##### RAW RECORDS #####
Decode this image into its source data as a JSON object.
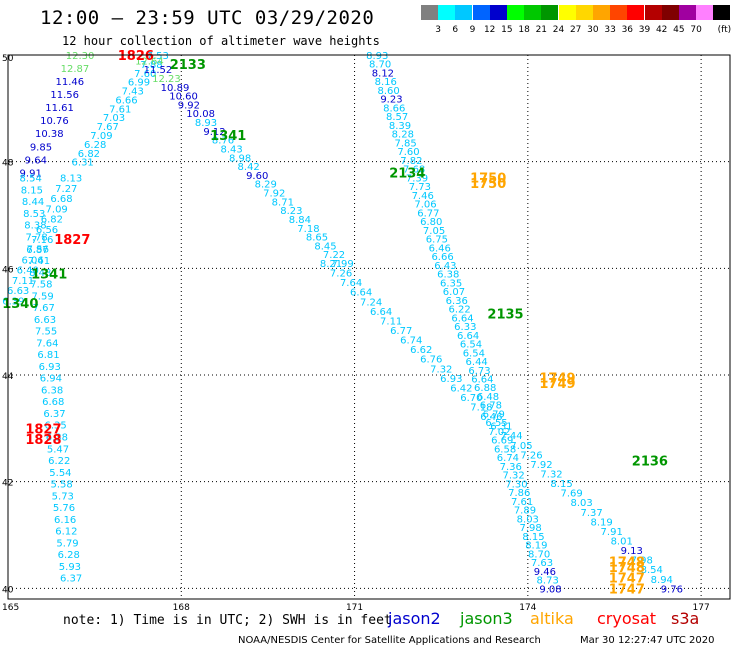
{
  "header": {
    "title": "12:00 – 23:59 UTC 03/29/2020",
    "subtitle": "12 hour collection of altimeter wave heights"
  },
  "legend": {
    "unit_label": "(ft)",
    "bins": [
      {
        "label": "",
        "color": "#808080"
      },
      {
        "label": "3",
        "color": "#00ffff"
      },
      {
        "label": "6",
        "color": "#00c8ff"
      },
      {
        "label": "9",
        "color": "#0064ff"
      },
      {
        "label": "12",
        "color": "#0000cd"
      },
      {
        "label": "15",
        "color": "#00ff00"
      },
      {
        "label": "18",
        "color": "#00c800"
      },
      {
        "label": "21",
        "color": "#009600"
      },
      {
        "label": "24",
        "color": "#ffff00"
      },
      {
        "label": "27",
        "color": "#ffd700"
      },
      {
        "label": "30",
        "color": "#ffa500"
      },
      {
        "label": "33",
        "color": "#ff4500"
      },
      {
        "label": "36",
        "color": "#ff0000"
      },
      {
        "label": "39",
        "color": "#b40000"
      },
      {
        "label": "42",
        "color": "#800000"
      },
      {
        "label": "45",
        "color": "#a000a0"
      },
      {
        "label": "70",
        "color": "#ff80ff"
      },
      {
        "label": "",
        "color": "#000000"
      }
    ]
  },
  "footer": {
    "note": "note: 1) Time is in UTC; 2) SWH is in feet",
    "satellites": [
      {
        "name": "jason2",
        "color": "#0000cd"
      },
      {
        "name": "jason3",
        "color": "#009600"
      },
      {
        "name": "altika",
        "color": "#ffa500"
      },
      {
        "name": "cryosat",
        "color": "#ff0000"
      },
      {
        "name": "s3a",
        "color": "#b40000"
      }
    ],
    "credit": "NOAA/NESDIS Center for Satellite Applications and Research",
    "timestamp": "Mar 30 12:27:47 UTC 2020"
  },
  "chart_data": {
    "type": "scatter",
    "title": "12:00 – 23:59 UTC 03/29/2020",
    "subtitle": "12 hour collection of altimeter wave heights",
    "x_ticks": [
      "165",
      "168",
      "171",
      "174",
      "177"
    ],
    "y_ticks": [
      "50",
      "48",
      "46",
      "44",
      "42",
      "40"
    ],
    "xlim": [
      165,
      177.5
    ],
    "ylim": [
      39.8,
      50
    ],
    "grid": true,
    "colors": {
      "cyan": "#00c8ff",
      "blue": "#0000cd",
      "green": "#009600",
      "lightgreen": "#66dd66",
      "orange": "#ffa500",
      "red": "#ff0000"
    },
    "time_labels": [
      {
        "text": "1826",
        "lon": 166.9,
        "lat": 50.0,
        "color": "red"
      },
      {
        "text": "2133",
        "lon": 167.8,
        "lat": 49.83,
        "color": "green"
      },
      {
        "text": "1341",
        "lon": 168.5,
        "lat": 48.5,
        "color": "green"
      },
      {
        "text": "2134",
        "lon": 171.6,
        "lat": 47.8,
        "color": "green"
      },
      {
        "text": "1750",
        "lon": 173.0,
        "lat": 47.7,
        "color": "orange"
      },
      {
        "text": "1750",
        "lon": 173.0,
        "lat": 47.6,
        "color": "orange"
      },
      {
        "text": "1827",
        "lon": 165.8,
        "lat": 46.55,
        "color": "red"
      },
      {
        "text": "1341",
        "lon": 165.4,
        "lat": 45.9,
        "color": "green"
      },
      {
        "text": "1340",
        "lon": 164.9,
        "lat": 45.35,
        "color": "green"
      },
      {
        "text": "2135",
        "lon": 173.3,
        "lat": 45.15,
        "color": "green"
      },
      {
        "text": "1749",
        "lon": 174.2,
        "lat": 43.95,
        "color": "orange"
      },
      {
        "text": "1749",
        "lon": 174.2,
        "lat": 43.85,
        "color": "orange"
      },
      {
        "text": "1827",
        "lon": 165.3,
        "lat": 43.0,
        "color": "red"
      },
      {
        "text": "1828",
        "lon": 165.3,
        "lat": 42.8,
        "color": "red"
      },
      {
        "text": "2136",
        "lon": 175.8,
        "lat": 42.4,
        "color": "green"
      },
      {
        "text": "1748",
        "lon": 175.4,
        "lat": 40.5,
        "color": "orange"
      },
      {
        "text": "1748",
        "lon": 175.4,
        "lat": 40.4,
        "color": "orange"
      },
      {
        "text": "1747",
        "lon": 175.4,
        "lat": 40.2,
        "color": "orange"
      },
      {
        "text": "1747",
        "lon": 175.4,
        "lat": 40.0,
        "color": "orange"
      }
    ],
    "tracks": [
      {
        "name": "track-1",
        "start": [
          166.0,
          50.0
        ],
        "end": [
          165.2,
          47.8
        ],
        "color": "blue",
        "values": [
          "12.30",
          "12.87",
          "11.46",
          "11.56",
          "11.61",
          "10.76",
          "10.38",
          "9.85",
          "9.64",
          "9.91"
        ],
        "value_colors": [
          "lightgreen",
          "lightgreen",
          "blue",
          "blue",
          "blue",
          "blue",
          "blue",
          "blue",
          "blue",
          "blue"
        ]
      },
      {
        "name": "track-2",
        "start": [
          165.2,
          47.7
        ],
        "end": [
          165.9,
          40.2
        ],
        "color": "cyan",
        "values": [
          "8.54",
          "8.15",
          "8.44",
          "8.53",
          "8.38",
          "7.78",
          "7.56",
          "7.41",
          "8.48",
          "7.58",
          "7.59",
          "7.67",
          "6.63",
          "7.55",
          "7.64",
          "6.81",
          "6.93",
          "6.94",
          "6.38",
          "6.68",
          "6.37",
          "6.35",
          "6.38",
          "5.47",
          "6.22",
          "5.54",
          "5.58",
          "5.73",
          "5.76",
          "6.16",
          "6.12",
          "5.79",
          "6.28",
          "5.93",
          "6.37"
        ]
      },
      {
        "name": "track-3",
        "start": [
          165.9,
          47.7
        ],
        "end": [
          164.9,
          45.4
        ],
        "color": "cyan",
        "values": [
          "8.13",
          "7.27",
          "6.68",
          "7.09",
          "6.82",
          "6.56",
          "7.16",
          "6.87",
          "6.06",
          "6.40",
          "7.11",
          "6.63",
          "6.39"
        ]
      },
      {
        "name": "track-4",
        "start": [
          167.4,
          50.0
        ],
        "end": [
          166.1,
          48.0
        ],
        "color": "cyan",
        "values": [
          "7.53",
          "7.88",
          "7.60",
          "6.99",
          "7.43",
          "6.66",
          "7.61",
          "7.03",
          "7.67",
          "7.09",
          "6.28",
          "6.82",
          "6.31"
        ],
        "value_colors": [
          "cyan",
          "cyan",
          "cyan",
          "cyan",
          "cyan",
          "cyan",
          "cyan",
          "cyan",
          "cyan",
          "cyan",
          "cyan",
          "cyan",
          "cyan"
        ]
      },
      {
        "name": "track-5",
        "start": [
          167.2,
          49.9
        ],
        "end": [
          170.6,
          46.1
        ],
        "color": "cyan",
        "values": [
          "12.64",
          "11.52",
          "12.23",
          "10.89",
          "10.60",
          "9.92",
          "10.08",
          "8.93",
          "9.12",
          "8.76",
          "8.43",
          "8.98",
          "8.42",
          "9.60",
          "8.29",
          "7.92",
          "8.71",
          "8.23",
          "8.84",
          "7.18",
          "8.65",
          "8.45",
          "7.22",
          "7.99"
        ],
        "value_colors": [
          "lightgreen",
          "blue",
          "lightgreen",
          "blue",
          "blue",
          "blue",
          "blue",
          "cyan",
          "blue",
          "cyan",
          "cyan",
          "cyan",
          "cyan",
          "blue",
          "cyan",
          "cyan",
          "cyan",
          "cyan",
          "cyan",
          "cyan",
          "cyan",
          "cyan",
          "cyan",
          "cyan"
        ]
      },
      {
        "name": "track-6",
        "start": [
          171.2,
          50.0
        ],
        "end": [
          174.2,
          40.0
        ],
        "color": "cyan",
        "values": [
          "8.93",
          "8.70",
          "8.12",
          "8.16",
          "8.60",
          "9.23",
          "8.66",
          "8.57",
          "8.39",
          "8.28",
          "7.85",
          "7.60",
          "7.82",
          "7.68",
          "7.39",
          "7.73",
          "7.46",
          "7.06",
          "6.77",
          "6.80",
          "7.05",
          "6.75",
          "6.46",
          "6.66",
          "6.43",
          "6.38",
          "6.35",
          "6.07",
          "6.36",
          "6.22",
          "6.64",
          "6.33",
          "6.64",
          "6.54",
          "6.54",
          "6.44",
          "6.73",
          "6.64",
          "6.88",
          "6.48",
          "6.78",
          "6.79",
          "6.55",
          "7.02",
          "6.69",
          "6.58",
          "6.74",
          "7.36",
          "7.32",
          "7.30",
          "7.86",
          "7.61",
          "7.89",
          "8.03",
          "7.98",
          "8.15",
          "8.19",
          "8.70",
          "7.63",
          "9.46",
          "8.73",
          "9.08"
        ],
        "value_colors": [
          "cyan",
          "cyan",
          "blue",
          "cyan",
          "cyan",
          "blue",
          "cyan",
          "cyan",
          "cyan",
          "cyan",
          "cyan",
          "cyan",
          "cyan",
          "cyan",
          "cyan",
          "cyan",
          "cyan",
          "cyan",
          "cyan",
          "cyan",
          "cyan",
          "cyan",
          "cyan",
          "cyan",
          "cyan",
          "cyan",
          "cyan",
          "cyan",
          "cyan",
          "cyan",
          "cyan",
          "cyan",
          "cyan",
          "cyan",
          "cyan",
          "cyan",
          "cyan",
          "cyan",
          "cyan",
          "cyan",
          "cyan",
          "cyan",
          "cyan",
          "cyan",
          "cyan",
          "cyan",
          "cyan",
          "cyan",
          "cyan",
          "cyan",
          "cyan",
          "cyan",
          "cyan",
          "cyan",
          "cyan",
          "cyan",
          "cyan",
          "cyan",
          "cyan",
          "blue",
          "cyan",
          "blue"
        ]
      },
      {
        "name": "track-7",
        "start": [
          170.4,
          46.1
        ],
        "end": [
          176.3,
          40.0
        ],
        "color": "cyan",
        "values": [
          "8.21",
          "7.26",
          "7.64",
          "6.64",
          "7.24",
          "6.64",
          "7.11",
          "6.77",
          "6.74",
          "6.62",
          "6.76",
          "7.32",
          "6.93",
          "6.42",
          "6.70",
          "7.18",
          "6.46",
          "6.31",
          "7.44",
          "7.05",
          "7.26",
          "7.92",
          "7.32",
          "8.15",
          "7.69",
          "8.03",
          "7.37",
          "8.19",
          "7.91",
          "8.01",
          "9.13",
          "7.98",
          "8.54",
          "8.94",
          "9.76"
        ],
        "value_colors": [
          "cyan",
          "cyan",
          "cyan",
          "cyan",
          "cyan",
          "cyan",
          "cyan",
          "cyan",
          "cyan",
          "cyan",
          "cyan",
          "cyan",
          "cyan",
          "cyan",
          "cyan",
          "cyan",
          "cyan",
          "cyan",
          "cyan",
          "cyan",
          "cyan",
          "cyan",
          "cyan",
          "cyan",
          "cyan",
          "cyan",
          "cyan",
          "cyan",
          "cyan",
          "cyan",
          "blue",
          "cyan",
          "cyan",
          "cyan",
          "blue"
        ]
      }
    ]
  }
}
#####
Extract from the material all lines containing the string "heights".

◆ RESPONSE BELOW
    "subtitle": "12 hour collection of altimeter wave heights"
    "subtitle": "12 hour collection of altimeter wave heights",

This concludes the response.